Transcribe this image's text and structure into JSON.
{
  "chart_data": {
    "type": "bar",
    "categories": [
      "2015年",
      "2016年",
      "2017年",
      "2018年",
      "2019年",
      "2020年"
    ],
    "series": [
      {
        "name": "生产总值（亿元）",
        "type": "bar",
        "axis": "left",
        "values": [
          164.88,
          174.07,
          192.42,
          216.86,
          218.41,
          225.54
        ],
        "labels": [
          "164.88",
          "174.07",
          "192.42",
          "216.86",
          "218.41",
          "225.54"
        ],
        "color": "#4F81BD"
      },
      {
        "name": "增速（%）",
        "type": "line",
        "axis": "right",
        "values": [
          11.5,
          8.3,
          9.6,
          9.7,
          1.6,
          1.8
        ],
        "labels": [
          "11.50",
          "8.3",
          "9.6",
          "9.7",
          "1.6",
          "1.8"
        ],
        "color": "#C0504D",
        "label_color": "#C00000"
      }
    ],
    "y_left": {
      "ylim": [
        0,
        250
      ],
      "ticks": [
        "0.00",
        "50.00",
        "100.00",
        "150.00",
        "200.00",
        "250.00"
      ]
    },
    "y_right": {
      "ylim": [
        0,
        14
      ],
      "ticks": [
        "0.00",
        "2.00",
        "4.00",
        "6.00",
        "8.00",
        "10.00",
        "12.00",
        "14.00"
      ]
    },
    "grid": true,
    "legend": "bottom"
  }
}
------------------------------------------------
* PROBLEM TO WORK ON
Each entry is to be returned in full, character for character.

* OUTPUT OF THE EXERCISE
Transcribe this image's text and structure into JSON.
{
  "chart_data": {
    "type": "bar",
    "categories": [
      "2015年",
      "2016年",
      "2017年",
      "2018年",
      "2019年",
      "2020年"
    ],
    "series": [
      {
        "name": "生产总值（亿元）",
        "type": "bar",
        "axis": "left",
        "values": [
          164.88,
          174.07,
          192.42,
          216.86,
          218.41,
          225.54
        ],
        "labels": [
          "164.88",
          "174.07",
          "192.42",
          "216.86",
          "218.41",
          "225.54"
        ],
        "color": "#4F81BD"
      },
      {
        "name": "增速（%）",
        "type": "line",
        "axis": "right",
        "values": [
          11.5,
          8.3,
          9.6,
          9.7,
          1.6,
          1.8
        ],
        "labels": [
          "11.50",
          "8.3",
          "9.6",
          "9.7",
          "1.6",
          "1.8"
        ],
        "color": "#C0504D",
        "label_color": "#C00000"
      }
    ],
    "y_left": {
      "ylim": [
        0,
        250
      ],
      "ticks": [
        "0.00",
        "50.00",
        "100.00",
        "150.00",
        "200.00",
        "250.00"
      ]
    },
    "y_right": {
      "ylim": [
        0,
        14
      ],
      "ticks": [
        "0.00",
        "2.00",
        "4.00",
        "6.00",
        "8.00",
        "10.00",
        "12.00",
        "14.00"
      ]
    },
    "grid": true,
    "legend": "bottom"
  }
}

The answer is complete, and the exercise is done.